Records excerpted from a collection:
#####

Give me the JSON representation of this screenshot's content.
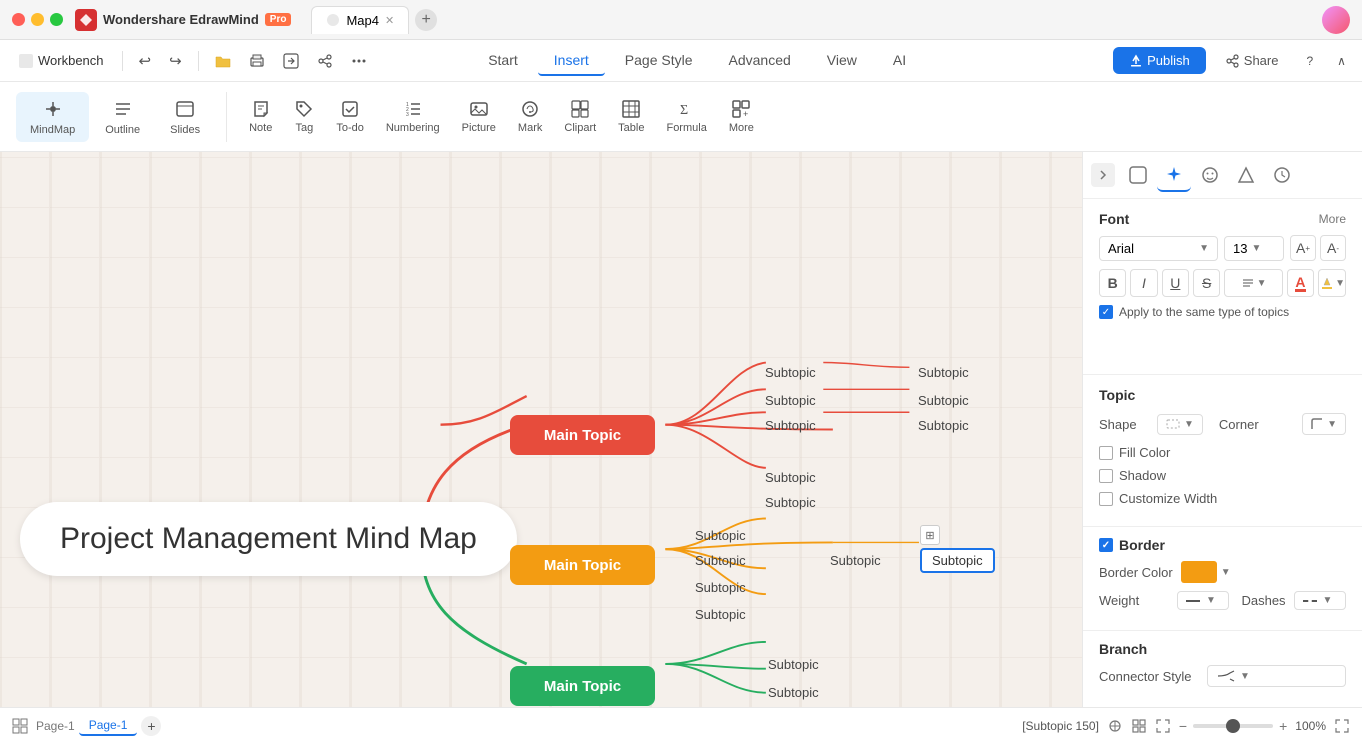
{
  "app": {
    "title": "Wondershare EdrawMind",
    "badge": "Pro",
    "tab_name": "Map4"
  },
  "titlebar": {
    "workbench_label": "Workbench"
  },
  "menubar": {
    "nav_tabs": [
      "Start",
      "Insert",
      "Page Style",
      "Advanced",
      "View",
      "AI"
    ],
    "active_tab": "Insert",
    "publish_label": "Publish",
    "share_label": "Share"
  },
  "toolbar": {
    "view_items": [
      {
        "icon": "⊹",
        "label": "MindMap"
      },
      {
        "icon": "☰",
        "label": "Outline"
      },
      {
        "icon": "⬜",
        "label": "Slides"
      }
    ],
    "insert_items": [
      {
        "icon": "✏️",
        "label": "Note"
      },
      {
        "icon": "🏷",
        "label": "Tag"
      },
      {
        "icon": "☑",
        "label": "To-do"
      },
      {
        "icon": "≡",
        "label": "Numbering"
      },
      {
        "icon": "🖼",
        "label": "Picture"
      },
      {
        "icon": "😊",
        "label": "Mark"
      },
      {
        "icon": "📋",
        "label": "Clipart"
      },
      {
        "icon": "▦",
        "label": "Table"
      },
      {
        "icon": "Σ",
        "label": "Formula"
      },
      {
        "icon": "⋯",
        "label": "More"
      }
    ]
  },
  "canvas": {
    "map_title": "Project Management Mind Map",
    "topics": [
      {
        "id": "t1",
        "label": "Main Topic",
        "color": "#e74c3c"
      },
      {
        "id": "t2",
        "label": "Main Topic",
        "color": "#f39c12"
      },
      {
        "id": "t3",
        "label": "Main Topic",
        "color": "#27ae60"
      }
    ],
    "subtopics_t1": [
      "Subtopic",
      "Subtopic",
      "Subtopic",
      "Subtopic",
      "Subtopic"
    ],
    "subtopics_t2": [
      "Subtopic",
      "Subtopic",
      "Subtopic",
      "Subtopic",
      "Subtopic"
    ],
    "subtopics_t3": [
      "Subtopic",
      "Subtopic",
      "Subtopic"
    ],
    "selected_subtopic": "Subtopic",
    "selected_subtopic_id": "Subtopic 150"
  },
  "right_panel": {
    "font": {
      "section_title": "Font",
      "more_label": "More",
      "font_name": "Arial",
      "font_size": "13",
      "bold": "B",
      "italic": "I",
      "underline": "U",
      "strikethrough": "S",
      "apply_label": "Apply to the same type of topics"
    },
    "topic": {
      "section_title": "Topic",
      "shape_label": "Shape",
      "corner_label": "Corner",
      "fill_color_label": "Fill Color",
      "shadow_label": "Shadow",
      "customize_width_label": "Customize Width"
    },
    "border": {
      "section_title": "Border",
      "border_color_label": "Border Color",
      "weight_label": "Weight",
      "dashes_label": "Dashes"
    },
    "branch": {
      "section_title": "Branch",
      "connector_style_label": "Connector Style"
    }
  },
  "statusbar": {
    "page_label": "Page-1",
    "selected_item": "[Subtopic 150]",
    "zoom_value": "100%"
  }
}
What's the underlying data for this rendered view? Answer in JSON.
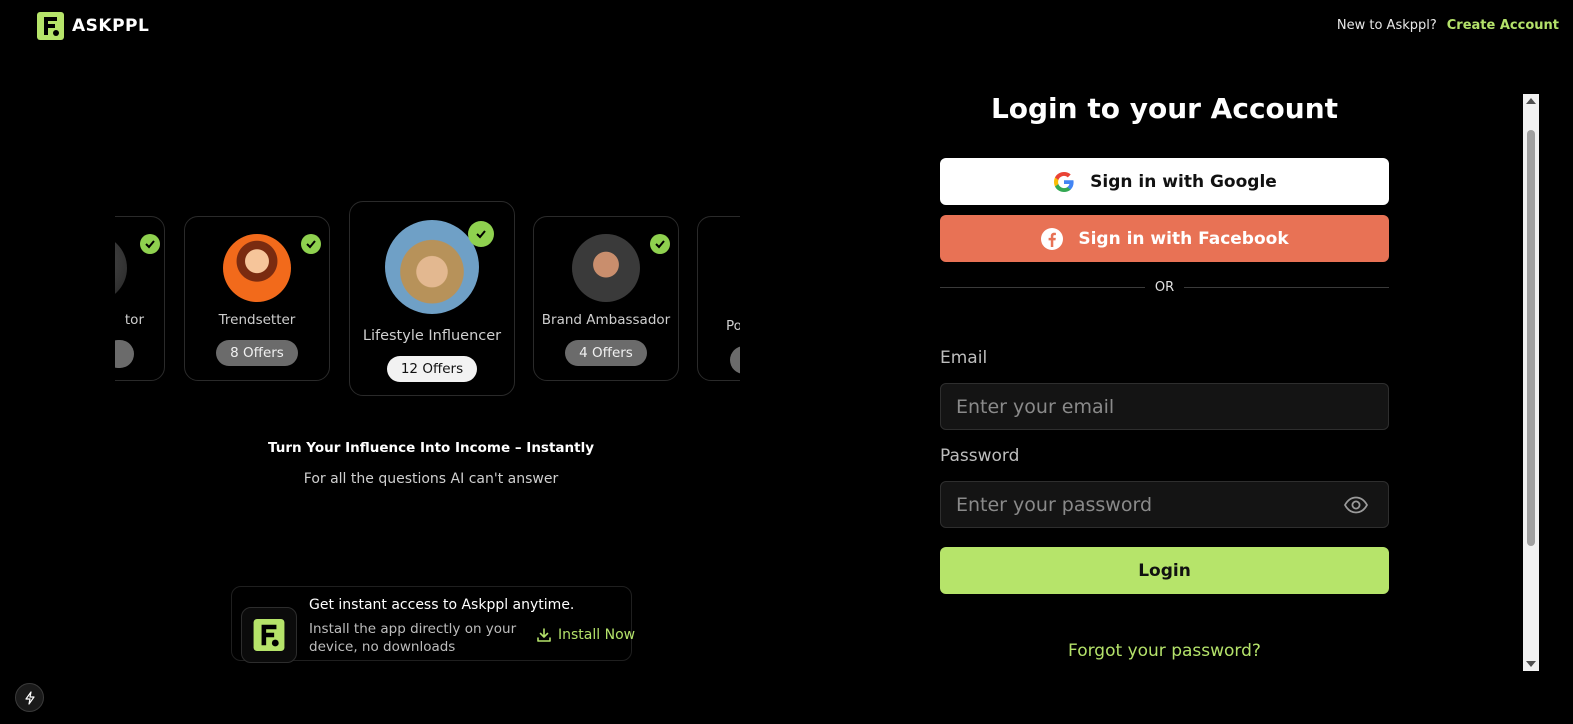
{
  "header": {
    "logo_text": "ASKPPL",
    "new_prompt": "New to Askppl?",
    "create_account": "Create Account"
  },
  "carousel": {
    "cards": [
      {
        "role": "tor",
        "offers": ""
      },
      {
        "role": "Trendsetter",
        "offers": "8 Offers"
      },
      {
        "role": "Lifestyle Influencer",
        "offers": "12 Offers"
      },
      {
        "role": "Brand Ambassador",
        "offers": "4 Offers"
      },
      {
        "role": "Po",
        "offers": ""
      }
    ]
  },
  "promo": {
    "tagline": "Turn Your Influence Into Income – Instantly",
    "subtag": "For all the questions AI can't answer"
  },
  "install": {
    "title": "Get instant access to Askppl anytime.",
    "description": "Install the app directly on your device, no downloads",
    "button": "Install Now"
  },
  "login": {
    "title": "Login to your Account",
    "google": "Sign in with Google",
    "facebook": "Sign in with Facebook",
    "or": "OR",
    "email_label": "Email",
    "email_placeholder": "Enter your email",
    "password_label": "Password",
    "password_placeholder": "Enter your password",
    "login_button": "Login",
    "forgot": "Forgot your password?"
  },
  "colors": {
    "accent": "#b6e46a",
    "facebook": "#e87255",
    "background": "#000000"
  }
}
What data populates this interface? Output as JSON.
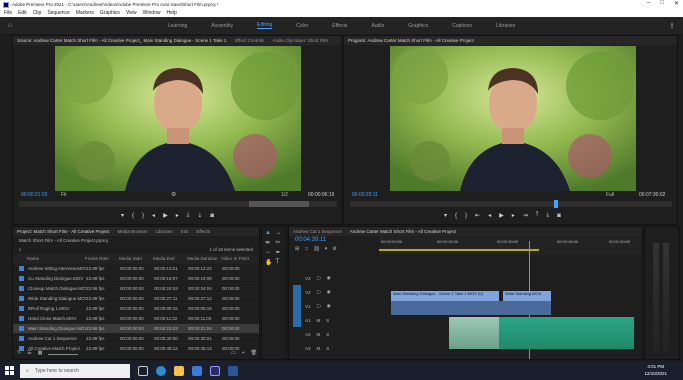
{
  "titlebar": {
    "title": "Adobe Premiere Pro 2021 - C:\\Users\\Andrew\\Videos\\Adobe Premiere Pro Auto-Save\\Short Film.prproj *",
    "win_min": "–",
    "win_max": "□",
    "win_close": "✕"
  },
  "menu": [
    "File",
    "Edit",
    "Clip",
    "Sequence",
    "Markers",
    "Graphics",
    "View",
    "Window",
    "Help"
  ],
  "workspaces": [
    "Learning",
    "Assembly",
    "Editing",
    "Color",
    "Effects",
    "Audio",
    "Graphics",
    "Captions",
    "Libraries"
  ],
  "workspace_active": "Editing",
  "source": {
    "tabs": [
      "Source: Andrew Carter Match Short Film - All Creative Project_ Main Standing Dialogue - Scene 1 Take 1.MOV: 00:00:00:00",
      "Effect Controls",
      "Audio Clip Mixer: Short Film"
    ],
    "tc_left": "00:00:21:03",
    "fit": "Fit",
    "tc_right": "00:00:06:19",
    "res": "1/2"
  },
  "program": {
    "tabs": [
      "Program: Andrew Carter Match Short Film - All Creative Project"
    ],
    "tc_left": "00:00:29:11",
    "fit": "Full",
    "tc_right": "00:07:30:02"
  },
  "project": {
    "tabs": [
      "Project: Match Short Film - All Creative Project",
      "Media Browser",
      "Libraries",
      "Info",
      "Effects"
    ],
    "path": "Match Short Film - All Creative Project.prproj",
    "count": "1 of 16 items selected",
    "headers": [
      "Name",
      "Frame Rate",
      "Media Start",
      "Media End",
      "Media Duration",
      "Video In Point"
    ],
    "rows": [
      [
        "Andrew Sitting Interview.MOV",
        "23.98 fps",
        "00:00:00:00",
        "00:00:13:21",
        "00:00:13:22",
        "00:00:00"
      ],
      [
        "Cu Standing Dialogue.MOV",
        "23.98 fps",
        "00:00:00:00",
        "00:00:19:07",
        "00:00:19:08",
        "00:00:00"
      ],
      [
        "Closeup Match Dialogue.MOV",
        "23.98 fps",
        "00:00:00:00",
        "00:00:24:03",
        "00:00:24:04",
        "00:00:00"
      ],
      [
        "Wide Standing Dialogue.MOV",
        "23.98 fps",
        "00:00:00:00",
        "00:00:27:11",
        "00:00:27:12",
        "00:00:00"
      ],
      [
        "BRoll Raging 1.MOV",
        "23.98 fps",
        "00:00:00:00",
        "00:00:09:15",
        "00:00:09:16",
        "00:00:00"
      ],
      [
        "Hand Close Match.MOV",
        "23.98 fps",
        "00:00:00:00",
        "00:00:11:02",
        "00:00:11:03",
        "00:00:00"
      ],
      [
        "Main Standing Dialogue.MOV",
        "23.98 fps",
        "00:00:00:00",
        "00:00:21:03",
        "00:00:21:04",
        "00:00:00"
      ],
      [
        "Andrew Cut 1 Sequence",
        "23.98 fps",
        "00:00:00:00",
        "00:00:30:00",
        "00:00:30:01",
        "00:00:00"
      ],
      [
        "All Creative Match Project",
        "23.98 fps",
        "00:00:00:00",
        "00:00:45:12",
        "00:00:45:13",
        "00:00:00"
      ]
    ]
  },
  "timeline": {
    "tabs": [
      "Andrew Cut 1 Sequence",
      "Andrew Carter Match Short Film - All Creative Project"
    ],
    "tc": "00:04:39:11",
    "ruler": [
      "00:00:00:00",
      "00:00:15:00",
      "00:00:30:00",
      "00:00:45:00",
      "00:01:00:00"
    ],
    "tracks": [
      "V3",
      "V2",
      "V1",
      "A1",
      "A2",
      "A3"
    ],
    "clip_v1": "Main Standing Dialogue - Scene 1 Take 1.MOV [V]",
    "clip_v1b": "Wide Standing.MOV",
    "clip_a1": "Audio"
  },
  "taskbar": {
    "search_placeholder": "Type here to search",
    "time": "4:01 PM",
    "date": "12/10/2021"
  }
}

#####

Your objective:
What is the number of lines in the records above that include the word "prproj"? Reply with that number and nothing more.

Completed task:
2